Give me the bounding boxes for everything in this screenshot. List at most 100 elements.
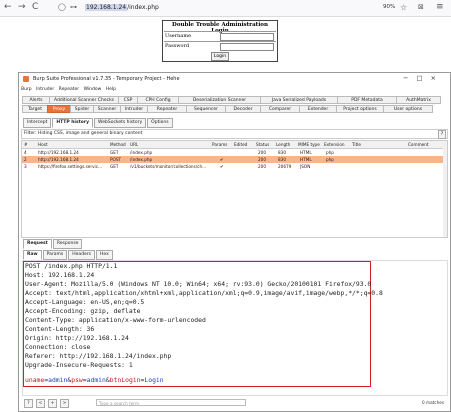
tab-decoder[interactable]: Decoder — [225, 105, 261, 113]
tab-java-serialized-payloads[interactable]: Java Serialized Payloads — [260, 96, 338, 104]
header-accept-language: Accept-Language: en-US,en;q=0.5 — [25, 298, 145, 306]
header-host: Host: 192.168.1.24 — [25, 271, 95, 279]
tab-hex[interactable]: Hex — [96, 250, 113, 260]
password-row: Password — [164, 41, 276, 51]
back-icon[interactable]: ← — [4, 2, 12, 13]
login-button[interactable]: Login — [211, 52, 229, 61]
tab-pdf-metadata[interactable]: PDF Metadata — [337, 96, 397, 104]
col-status[interactable]: Status — [256, 141, 269, 148]
tab-project-options[interactable]: Project options — [336, 105, 384, 113]
table-row[interactable]: 3 https://firefox.settings.servic... GET… — [22, 163, 447, 170]
window-controls: −□× — [403, 74, 444, 82]
zoom-level[interactable]: 90% — [383, 4, 395, 10]
tab-response[interactable]: Response — [52, 239, 83, 249]
col-comment[interactable]: Comment — [408, 141, 429, 148]
burp-logo-icon — [23, 76, 29, 82]
request-editor[interactable]: POST /index.php HTTP/1.1 Host: 192.168.1… — [22, 260, 448, 396]
col-method[interactable]: Method — [110, 141, 126, 148]
col-length[interactable]: Length — [276, 141, 290, 148]
col-number[interactable]: # — [24, 141, 28, 148]
header-user-agent: User-Agent: Mozilla/5.0 (Windows NT 10.0… — [25, 280, 372, 288]
tab-comparer[interactable]: Comparer — [260, 105, 300, 113]
tab-http-history[interactable]: HTTP history — [52, 118, 94, 128]
row-params: ✔ — [220, 164, 224, 169]
col-title[interactable]: Title — [352, 141, 361, 148]
row-url: /index.php — [130, 157, 153, 162]
previous-button[interactable]: < — [36, 399, 45, 408]
tab-params[interactable]: Params — [42, 250, 68, 260]
extensions-icon[interactable]: ⊠ — [418, 2, 424, 13]
table-row[interactable]: 4 http://192.168.1.24 GET /index.php 200… — [22, 149, 447, 156]
tab-repeater[interactable]: Repeater — [147, 105, 187, 113]
tab-options[interactable]: Options — [147, 118, 173, 128]
username-label: Username — [165, 33, 192, 39]
tab-proxy[interactable]: Proxy — [47, 105, 71, 113]
shield-icon[interactable]: ◯ — [58, 2, 66, 13]
menu-bar: Burp Intruder Repeater Window Help — [21, 87, 119, 92]
col-host[interactable]: Host — [38, 141, 48, 148]
param-value: admin — [86, 376, 106, 384]
menu-burp[interactable]: Burp — [21, 87, 32, 92]
filter-text: Filter: Hiding CSS, image and general bi… — [24, 131, 143, 136]
star-icon[interactable]: ☆ — [400, 2, 407, 13]
tab-extender[interactable]: Extender — [299, 105, 337, 113]
password-input[interactable] — [220, 43, 274, 51]
extension-tabs: Alerts Additional Scanner Checks CSP CPH… — [22, 96, 441, 104]
add-button[interactable]: + — [48, 399, 57, 408]
tab-websockets-history[interactable]: WebSockets history — [94, 118, 147, 128]
tab-headers[interactable]: Headers — [68, 250, 96, 260]
col-extension[interactable]: Extension — [324, 141, 345, 148]
tab-alerts[interactable]: Alerts — [22, 96, 50, 104]
tab-scanner[interactable]: Scanner — [93, 105, 121, 113]
tab-csp[interactable]: CSP — [118, 96, 138, 104]
menu-icon[interactable]: ≡ — [436, 2, 444, 13]
header-content-length: Content-Length: 36 — [25, 325, 95, 333]
tab-request[interactable]: Request — [23, 239, 52, 249]
url-bar[interactable]: 192.168.1.24/index.php — [85, 3, 159, 12]
table-row-selected[interactable]: 2 http://192.168.1.24 POST /index.php ✔ … — [22, 156, 447, 163]
tab-user-options[interactable]: User options — [383, 105, 433, 113]
menu-intruder[interactable]: Intruder — [36, 87, 54, 92]
close-icon[interactable]: × — [431, 74, 444, 82]
tab-target[interactable]: Target — [22, 105, 48, 113]
filter-bar[interactable]: Filter: Hiding CSS, image and general bi… — [21, 129, 448, 139]
lock-icon[interactable]: ⊶ — [70, 2, 77, 13]
menu-window[interactable]: Window — [84, 87, 102, 92]
tab-authmatrix[interactable]: AuthMatrix — [396, 96, 441, 104]
header-connection: Connection: close — [25, 343, 91, 351]
col-url[interactable]: URL — [130, 141, 138, 148]
menu-repeater[interactable]: Repeater — [59, 87, 79, 92]
tab-sequencer[interactable]: Sequencer — [186, 105, 226, 113]
row-extension: php — [326, 157, 334, 162]
row-method: GET — [110, 150, 119, 155]
col-edited[interactable]: Edited — [234, 141, 247, 148]
search-input[interactable]: Type a search term — [96, 399, 246, 406]
row-length: 830 — [278, 150, 286, 155]
maximize-icon[interactable]: □ — [416, 74, 430, 82]
help-button[interactable]: ? — [24, 399, 33, 408]
tab-cph-config[interactable]: CPH Config — [137, 96, 179, 104]
match-count: 0 matches — [422, 400, 444, 405]
row-mime: HTML — [300, 157, 312, 162]
tab-intruder[interactable]: Intruder — [120, 105, 148, 113]
table-header: # Host Method URL Params Edited Status L… — [22, 141, 447, 149]
forward-icon[interactable]: → — [18, 2, 26, 13]
help-button[interactable]: ? — [438, 130, 446, 139]
col-mime-type[interactable]: MIME type — [298, 141, 320, 148]
col-params[interactable]: Params — [212, 141, 227, 148]
next-button[interactable]: > — [60, 399, 69, 408]
reload-icon[interactable]: C — [32, 2, 38, 13]
tab-raw[interactable]: Raw — [23, 250, 42, 260]
tab-additional-scanner-checks[interactable]: Additional Scanner Checks — [49, 96, 119, 104]
tab-spider[interactable]: Spider — [70, 105, 94, 113]
menu-help[interactable]: Help — [106, 87, 116, 92]
tab-deserialization-scanner[interactable]: Deserialization Scanner — [178, 96, 261, 104]
row-host: http://192.168.1.24 — [38, 157, 79, 162]
row-method: POST — [110, 157, 122, 162]
vertical-scrollbar[interactable] — [443, 141, 447, 237]
minimize-icon[interactable]: − — [403, 74, 416, 82]
username-input[interactable] — [220, 33, 274, 41]
tab-intercept[interactable]: Intercept — [23, 118, 52, 128]
row-status: 200 — [258, 164, 266, 169]
row-mime: JSON — [300, 164, 311, 169]
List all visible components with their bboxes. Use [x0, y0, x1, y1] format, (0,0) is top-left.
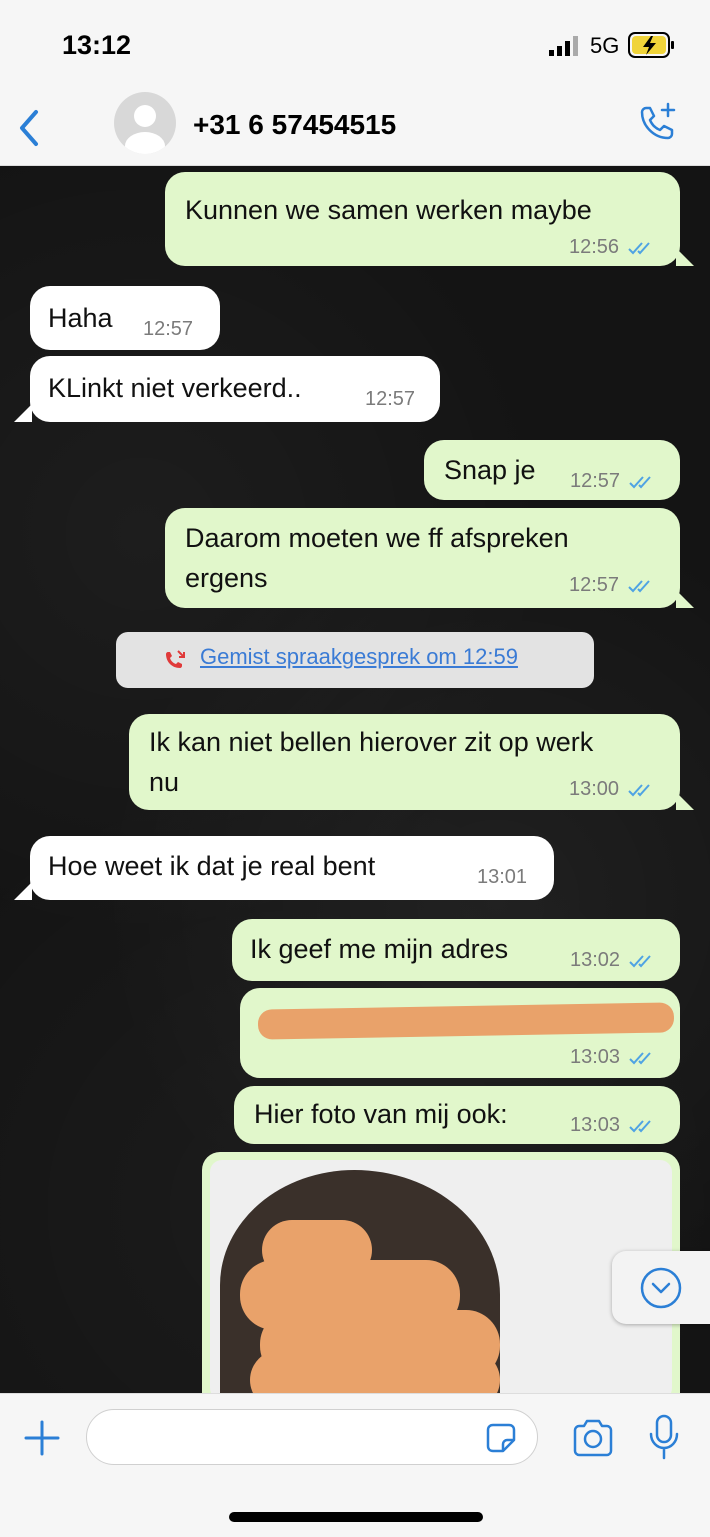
- message-bubble-outgoing[interactable]: Ik kan niet bellen hierover zit op werk …: [129, 714, 680, 810]
- message-text: Snap je: [444, 455, 536, 485]
- home-indicator: [229, 1512, 483, 1522]
- message-time: 12:57: [365, 388, 416, 410]
- plus-icon[interactable]: [22, 1418, 62, 1458]
- double-check-icon: [628, 1120, 651, 1133]
- message-bubble-outgoing[interactable]: Snap je 12:57: [424, 440, 680, 500]
- message-bubble-incoming[interactable]: Haha 12:57: [30, 286, 220, 350]
- microphone-icon[interactable]: [647, 1414, 681, 1460]
- battery-charging-icon: [628, 32, 674, 58]
- contact-name[interactable]: +31 6 57454515: [193, 109, 396, 141]
- message-bubble-outgoing[interactable]: Hier foto van mij ook: 13:03: [234, 1086, 680, 1144]
- message-text: KLinkt niet verkeerd..: [48, 373, 302, 403]
- chat-area[interactable]: Kunnen we samen werken maybe 12:56 Haha …: [0, 166, 710, 1393]
- message-text-line2: ergens: [185, 563, 268, 593]
- message-meta: 13:03: [570, 1114, 656, 1137]
- redaction-mark: [250, 1350, 500, 1393]
- scroll-down-icon: [640, 1267, 682, 1309]
- double-check-icon: [627, 580, 650, 593]
- message-bubble-outgoing[interactable]: Ik geef me mijn adres 13:02: [232, 919, 680, 981]
- message-meta: 12:57: [569, 574, 655, 597]
- message-meta: 12:56: [569, 236, 655, 259]
- message-bubble-outgoing[interactable]: Daarom moeten we ff afspreken ergens 12:…: [165, 508, 680, 608]
- message-text: Daarom moeten we ff afspreken: [185, 523, 569, 553]
- input-bar: [0, 1393, 710, 1537]
- message-input[interactable]: [86, 1409, 538, 1465]
- message-bubble-incoming[interactable]: Hoe weet ik dat je real bent 13:01: [30, 836, 554, 900]
- bubble-tail: [14, 882, 32, 900]
- message-time: 12:56: [569, 236, 620, 258]
- message-time: 13:02: [570, 949, 621, 971]
- add-call-icon[interactable]: [634, 100, 680, 146]
- message-text-line2: nu: [149, 767, 180, 797]
- avatar-icon: [125, 105, 165, 154]
- chat-header: +31 6 57454515: [0, 90, 710, 166]
- bubble-tail: [14, 404, 32, 422]
- status-time: 13:12: [62, 30, 132, 60]
- double-check-icon: [628, 1052, 651, 1065]
- message-text: Hoe weet ik dat je real bent: [48, 851, 376, 881]
- message-text: Kunnen we samen werken maybe: [185, 195, 592, 225]
- bubble-tail: [676, 248, 694, 266]
- signal-icon: [549, 36, 578, 56]
- message-meta: 13:03: [570, 1046, 656, 1069]
- message-bubble-outgoing[interactable]: Kunnen we samen werken maybe 12:56: [165, 172, 680, 266]
- message-bubble-outgoing[interactable]: 13:03: [240, 988, 680, 1078]
- camera-icon[interactable]: [571, 1418, 615, 1458]
- status-bar: 13:12 5G: [0, 0, 710, 90]
- missed-call-icon: [166, 650, 185, 668]
- bubble-tail: [676, 590, 694, 608]
- missed-call-notice[interactable]: Gemist spraakgesprek om 12:59: [116, 632, 594, 688]
- double-check-icon: [628, 476, 651, 489]
- message-time: 13:03: [570, 1046, 621, 1068]
- avatar[interactable]: [114, 92, 176, 154]
- network-label: 5G: [590, 33, 620, 58]
- message-text: Haha: [48, 303, 113, 333]
- photo-image[interactable]: [210, 1160, 672, 1393]
- message-meta: 13:02: [570, 949, 656, 972]
- scroll-to-bottom-button[interactable]: [612, 1251, 710, 1324]
- bubble-tail: [676, 792, 694, 810]
- missed-call-label[interactable]: Gemist spraakgesprek om 12:59: [200, 644, 518, 670]
- sticker-icon[interactable]: [485, 1422, 517, 1454]
- message-text: Hier foto van mij ook:: [254, 1099, 508, 1129]
- message-time: 12:57: [143, 318, 194, 340]
- message-time: 13:01: [477, 866, 528, 888]
- double-check-icon: [627, 784, 650, 797]
- redaction-mark: [257, 1002, 675, 1040]
- photo-message[interactable]: [202, 1152, 680, 1393]
- message-text: Ik kan niet bellen hierover zit op werk: [149, 727, 594, 757]
- message-bubble-incoming[interactable]: KLinkt niet verkeerd.. 12:57: [30, 356, 440, 422]
- message-time: 13:03: [570, 1114, 621, 1136]
- message-text: Ik geef me mijn adres: [250, 934, 509, 964]
- back-chevron-icon[interactable]: [14, 106, 44, 150]
- message-time: 12:57: [570, 470, 621, 492]
- double-check-icon: [628, 955, 651, 968]
- message-meta: 12:57: [570, 470, 656, 493]
- double-check-icon: [627, 242, 650, 255]
- message-meta: 13:00: [569, 778, 655, 801]
- message-time: 12:57: [569, 574, 620, 596]
- message-time: 13:00: [569, 778, 620, 800]
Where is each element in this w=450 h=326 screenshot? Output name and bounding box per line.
· · · · · · ·
:: OBJECTIVE ::
Edit the part of the entries that opens with the line containing "- message-bubble-outgoing[interactable]: Ik kan" and closes with the line containing "- bubble-tail: [14, 404, 32, 422]": rewrite those lines with "message-time" changed to "msg-time" and everything else left as it is.

:: RESPONSE TO THE EXERCISE ::
- message-bubble-outgoing[interactable]: Ik kan niet bellen hierover zit op werk …: [129, 714, 680, 810]
- message-text: Snap je: [444, 455, 536, 485]
- home-indicator: [229, 1512, 483, 1522]
- msg-time: 12:57: [365, 388, 416, 410]
- plus-icon[interactable]: [22, 1418, 62, 1458]
- double-check-icon: [628, 1120, 651, 1133]
- message-bubble-outgoing[interactable]: Snap je 12:57: [424, 440, 680, 500]
- message-bubble-incoming[interactable]: Haha 12:57: [30, 286, 220, 350]
- microphone-icon[interactable]: [647, 1414, 681, 1460]
- battery-charging-icon: [628, 32, 674, 58]
- contact-name[interactable]: +31 6 57454515: [193, 109, 396, 141]
- message-bubble-outgoing[interactable]: Hier foto van mij ook: 13:03: [234, 1086, 680, 1144]
- message-text: KLinkt niet verkeerd..: [48, 373, 302, 403]
- chat-area[interactable]: Kunnen we samen werken maybe 12:56 Haha …: [0, 166, 710, 1393]
- message-text-line2: ergens: [185, 563, 268, 593]
- message-meta: 13:03: [570, 1114, 656, 1137]
- redaction-mark: [250, 1350, 500, 1393]
- scroll-down-icon: [640, 1267, 682, 1309]
- double-check-icon: [627, 580, 650, 593]
- message-bubble-outgoing[interactable]: Ik geef me mijn adres 13:02: [232, 919, 680, 981]
- message-meta: 12:57: [569, 574, 655, 597]
- message-meta: 12:56: [569, 236, 655, 259]
- message-bubble-outgoing[interactable]: Daarom moeten we ff afspreken ergens 12:…: [165, 508, 680, 608]
- message-text: Daarom moeten we ff afspreken: [185, 523, 569, 553]
- input-bar: [0, 1393, 710, 1537]
- message-input[interactable]: [86, 1409, 538, 1465]
- message-bubble-incoming[interactable]: Hoe weet ik dat je real bent 13:01: [30, 836, 554, 900]
- bubble-tail: [14, 882, 32, 900]
- msg-time: 12:56: [569, 236, 620, 258]
- msg-time: 13:02: [570, 949, 621, 971]
- add-call-icon[interactable]: [634, 100, 680, 146]
- message-text-line2: nu: [149, 767, 180, 797]
- avatar-icon: [125, 105, 165, 154]
- chat-header: +31 6 57454515: [0, 90, 710, 166]
- bubble-tail: [14, 404, 32, 422]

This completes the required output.